**Tareas**.
1: Actualiza el pasaje sobre el ingeniero converso desde "Lo mismo sucede" hasta "de sus oportunidades.", reemplazando "tierras" por "países".
2: Según el pasaje sobre el ingeniero converso, ¿qué vio el hombre al llegar a su hogar y abrir la puerta?
3: Resume en menos palabras el párrafo del pasaje sobre el ingeniero converso que empieza con «"Es verdad," se dijo a sí mismo».

Hace unos días, mientras me encontraba en una conferencia en el este de los Estados Unidos, tuve la oportunidad de escuchar la experiencia de un ingeniero que se convirtió a la Iglesia hace algunos meses. Los misioneros llegaron a su hogar y su esposa los invitó a " pasar. Su esposa respondió ávidamente al mensaje de los misioneros, mientras que él sintió que era empujado en contra de su voluntad. Una tarde ella indicó que deseaba ser bautizada. El se puso furioso. ¿Es que acaso no sabía ella lo que eso significaba? Esto significaría tiempo; significaría el pago de los diezmos; significaría renunciar a sus amigos, significaría tener que dejar de fumar. Se puso el sobretodo, salió de la casa con un violento portazo y se internó en la noche. Caminó por las calles maldiciendo a su esposa, maldiciendo a los misioneros y maldicíéndose a sí mismo por haberles permitido entrar y que les enseñaran. Al cansarse luego de tanto caminar, se tranquilizó siendo poseído de alguna manera, por el espíritu de oración. Oraba a medida que caminaba. Le pidió a Dios una respuesta a sus preguntas, luego de lo cual recibió una impresión, clara e inequívoca, que fue casi como si una voz articulara claramente las palabras y dijera: "Es verdad."
"Es verdad," se dijo a sí mismo una y otra vez. "Es verdad." Una serena paz invadió su corazón. A medida que caminaba de regreso hacia el hogar, las restricciones, las demandas, los requisitos sobre los cuales tanto se había exasperado, comenzaron a parecerle oportunidades. Cuando llegó a su hogar y abrió la puerta, vio que su esposa había estado orando.
Luego, delante de la congregación a la cual le había declarado esto, habló de la felicidad que desde entonces habían recibido en su vida. El pagar los diezmos no resultaba un problema. El compartir de algo de sus bienes con Dios, quien les había dado todo lo que tenían, no parecía suficiente. El tiempo que debían dedicar al servicio en la Iglesia tampoco resultaba un problema. Esto les requería solamente preparar con un poco más de cuidado el horario de los días de la semana. La responsabilidad tampoco presentaba ningún problema. Como consecuencia de todo esto comenzaron a desarrollarse y a mirar la vida desde un punto de vista diferente. Luego, este hombre de intelecto entrenado, el ingeniero acostumbrado a manejar los hechos del mundo físico en el cual vivimos,. Con húmedos ojos brindó su solemne testimonio sobre el milagro que en su vida se había llevado a cabo.
Lo mismo sucede con cientos de miles de personas en diferentes tierras; hombres y mujeres de diferentes capacidades y entrenamientos, de negocios y profesionales; hombres extremadamente prácticos que trabajan con los hechos laborales del mundo, en cuyos corazones arde el silente testimonio de que Dios vive, de que Jesús es el Cristo, de que su obra es divina, y que fue restaurada a la tierra para la bendición de todos aquellos que participaran de sus oportunidades.
El Señor dijo: "He aquí, yo estoy en la puerta y llamo; si alguno oye mi voz y abre la puerta, entraré a él y cenaré con él, y él conmigo." (Ap. 3:20.

Entradas de datos
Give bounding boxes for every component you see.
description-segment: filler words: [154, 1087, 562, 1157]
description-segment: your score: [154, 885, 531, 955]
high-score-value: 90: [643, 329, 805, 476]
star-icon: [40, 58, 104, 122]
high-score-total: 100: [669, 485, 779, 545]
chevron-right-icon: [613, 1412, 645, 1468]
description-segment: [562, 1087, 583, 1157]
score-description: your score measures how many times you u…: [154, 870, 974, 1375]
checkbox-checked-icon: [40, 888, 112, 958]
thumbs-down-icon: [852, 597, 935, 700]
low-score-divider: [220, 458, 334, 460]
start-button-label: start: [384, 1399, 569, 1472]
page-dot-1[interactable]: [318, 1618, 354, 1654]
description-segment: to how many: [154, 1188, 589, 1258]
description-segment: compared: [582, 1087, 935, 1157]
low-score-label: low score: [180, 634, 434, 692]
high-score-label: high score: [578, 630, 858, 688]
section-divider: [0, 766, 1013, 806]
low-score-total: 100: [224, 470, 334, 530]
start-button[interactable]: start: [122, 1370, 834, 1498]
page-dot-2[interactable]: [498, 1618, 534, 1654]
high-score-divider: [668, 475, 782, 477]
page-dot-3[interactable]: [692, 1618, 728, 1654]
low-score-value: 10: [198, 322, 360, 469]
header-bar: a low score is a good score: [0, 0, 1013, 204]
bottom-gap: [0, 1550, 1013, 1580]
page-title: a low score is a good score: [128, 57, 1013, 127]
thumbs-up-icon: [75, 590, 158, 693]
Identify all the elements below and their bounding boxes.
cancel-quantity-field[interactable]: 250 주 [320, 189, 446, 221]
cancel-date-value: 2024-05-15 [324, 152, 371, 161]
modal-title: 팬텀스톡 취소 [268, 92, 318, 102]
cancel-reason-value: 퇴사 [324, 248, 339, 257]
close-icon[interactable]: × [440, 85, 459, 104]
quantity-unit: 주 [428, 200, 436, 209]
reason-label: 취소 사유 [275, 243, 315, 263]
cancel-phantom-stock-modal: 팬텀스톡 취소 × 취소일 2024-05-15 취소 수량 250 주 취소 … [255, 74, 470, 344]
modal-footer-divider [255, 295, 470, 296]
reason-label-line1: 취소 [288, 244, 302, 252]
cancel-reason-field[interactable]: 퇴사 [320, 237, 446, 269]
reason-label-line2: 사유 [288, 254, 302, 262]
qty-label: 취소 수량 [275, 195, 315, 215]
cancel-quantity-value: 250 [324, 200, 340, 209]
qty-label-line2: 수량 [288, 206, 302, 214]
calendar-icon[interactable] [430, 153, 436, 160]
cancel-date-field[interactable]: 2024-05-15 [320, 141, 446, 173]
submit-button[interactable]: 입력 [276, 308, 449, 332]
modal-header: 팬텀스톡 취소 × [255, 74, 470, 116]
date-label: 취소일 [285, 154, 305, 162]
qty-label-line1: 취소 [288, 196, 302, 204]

**Respuestas**.
1:
Lo mismo sucede con cientos de miles de personas en diferentes países; hombres y mujeres de diferentes capacidades y entrenamientos, de negocios y profesionales; hombres extremadamente prácticos que trabajan con los hechos laborales del mundo, en cuyos corazones arde el silente testimonio de que Dios vive, de que Jesús es el Cristo, de que su obra es divina, y que fue restaurada a la tierra para la bendición de todos aquellos que participaran de sus oportunidades.

2: Vio que su esposa había estado orando.

3: El hombre se repitió «Es verdad» una y otra vez y sintió una serena paz. De regreso a casa, las exigencias que antes lo exasperaban empezaron a parecerle oportunidades. Al abrir la puerta, vio que su esposa había estado orando.